■ Request ■
Each line of the material below that holds the word "草稿纸和答题卡上的非答题区域均无效" needs to be copied.
++++++
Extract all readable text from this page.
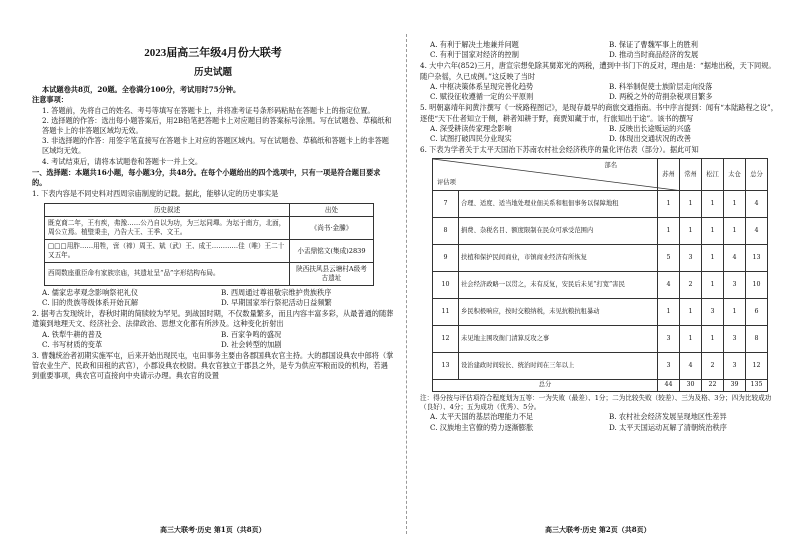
2023届高三年级4月份大联考
历史试题

本试题卷共8页，20题。全卷满分100分，考试用时75分钟。

注意事项：

1. 答题前，先将自己的姓名、考号等填写在答题卡上，并将准考证号条形码粘贴在答题卡上的指定位置。

2. 选择题的作答：选出每小题答案后，用2B铅笔把答题卡上对应题目的答案标号涂黑。写在试题卷、草稿纸和答题卡上的非答题区域均无效。

3. 非选择题的作答：用签字笔直接写在答题卡上对应的答题区域内。写在试题卷、草稿纸和答题卡上的非答题区域均无效。

4. 考试结束后，请将本试题卷和答题卡一并上交。

一、选择题：本题共16小题，每小题3分，共48分。在每个小题给出的四个选项中，只有一项是符合题目要求的。

1. 下表内容是不同史料对西周宗庙制度的记载。据此，能够认定的历史事实是

历史叙述	出处
既克商二年，王有疾，弗豫……公乃自以为功，为三坛同墠。为坛于南方，北面，周公立焉。植璧秉圭，乃告大王、王季、文王。	《尚书·金縢》
□□□用胙……用牲，啻（禘）周王、斌（武）王、成王…………佳（唯）王二十又五年。	小盂鼎铭文(集成)2839
西周数座重臣命有家族宗庙，其遗址呈“品”字形结构布局。	陕西扶风县云塘村A级考古遗址
A. 儒家忠孝观念影响祭祀礼仪	B. 西周通过尊祖敬宗维护贵族秩序
C. 旧的贵族等级体系开始瓦解	D. 早期国家举行祭祀活动日益频繁

2. 据考古发现统计，春秋时期的简牍较为罕见。到战国时期，不仅数量繁多，而且内容丰富多彩，从最普通的随葬遣策到地理天文、经济社会、法律政治、思想文化都有所涉及。这种变化折射出

A. 铁犁牛耕的普及	B. 百家争鸣的盛况
C. 书写材质的变革	D. 社会转型的加剧

3. 曹魏统治者初期实施军屯，后来开始出现民屯，屯田事务主要由各郡国典农官主持。大的郡国设典农中郎将（掌管农业生产、民政和田租的武官），小郡设典农校尉。典农官独立于郡县之外，是专为供应军粮而设的机构，若遇到重要事项，典农官可直接向中央请示办理。典农官的设置

高三大联考·历史 第1页（共8页）
A. 有利于解决土地兼并问题	B. 保证了曹魏军事上的胜利
C. 有利于国家对经济的控制	D. 推动当时商品经济的发展

4. 大中六年(852)三月，唐宣宗想免除其舅郑光的两税，遭到中书门下的反对，理由是：“据地出税，天下同规。随户杂徭，久已成例。”这反映了当时

A. 中枢决策体系呈现完善化趋势	B. 科举制促使士族阶层走向没落
C. 赋役征收遵循一定的公平原则	D. 两税之外的苛捐杂税项目繁多

5. 明朝嘉靖年间黄汴撰写《一统路程图记》，是现存最早的商旅交通指南。书中序言提到：闻有“本陆路程之设”，逐使“天下仕者知立于侧，耕者知耕于野，商贾知藏于市，行旅知出于途”。该书的撰写

A. 深受耕读传家理念影响	B. 反映出长途贩运的兴盛
C. 试图打破四民分业现实	D. 体现出交通状况的改善

6. 下表为学者关于太平天国治下苏南农村社会经济秩序的量化评估表（部分）。据此可知

部名
评估项		苏州	常州	松江	太仓	总分
7	合理、适度、适当地处理业佃关系和租佃事务以保障地租	1	1	1	1	4
8	捐费、杂税名目、额度限制在民众可承受范围内	1	1	1	1	4
9	扶植和保护民间商业，市镇商业经济有所恢复	5	3	1	4	13
10	社会经济政略一以贯之，未有反复，安民后未见“打宽”害民	4	2	1	3	10
11	乡民积极响应，按时交粮纳税，未见抗粮抗租暴动	1	1	3	1	6
12	未见地主围攻衙门清算反攻之事	3	1	1	3	8
13	设治建政时间较长、统治时间在三年以上	3	4	2	3	12
总分		44	30	22	39	135

注：得分按与评估项符合程度划为五等：一为失败（最差）、1分；二为比较失败（较差）、三为及格、3分；四为比较成功（良好）、4分；五为成功（优秀）、5分。

A. 太平天国的基层治理能力不足	B. 农村社会经济发展呈现地区性差异
C. 汉族地主官僚的势力逐渐膨胀	D. 太平天国运动瓦解了清朝统治秩序
高三大联考·历史 第2页（共8页）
++++++
■ Written answer ■
2. 选择题的作答：选出每小题答案后，用2B铅笔把答题卡上对应题目的答案标号涂黑。写在试题卷、草稿纸和答题卡上的非答题区域均无效。
3. 非选择题的作答：用签字笔直接写在答题卡上对应的答题区域内。写在试题卷、草稿纸和答题卡上的非答题区域均无效。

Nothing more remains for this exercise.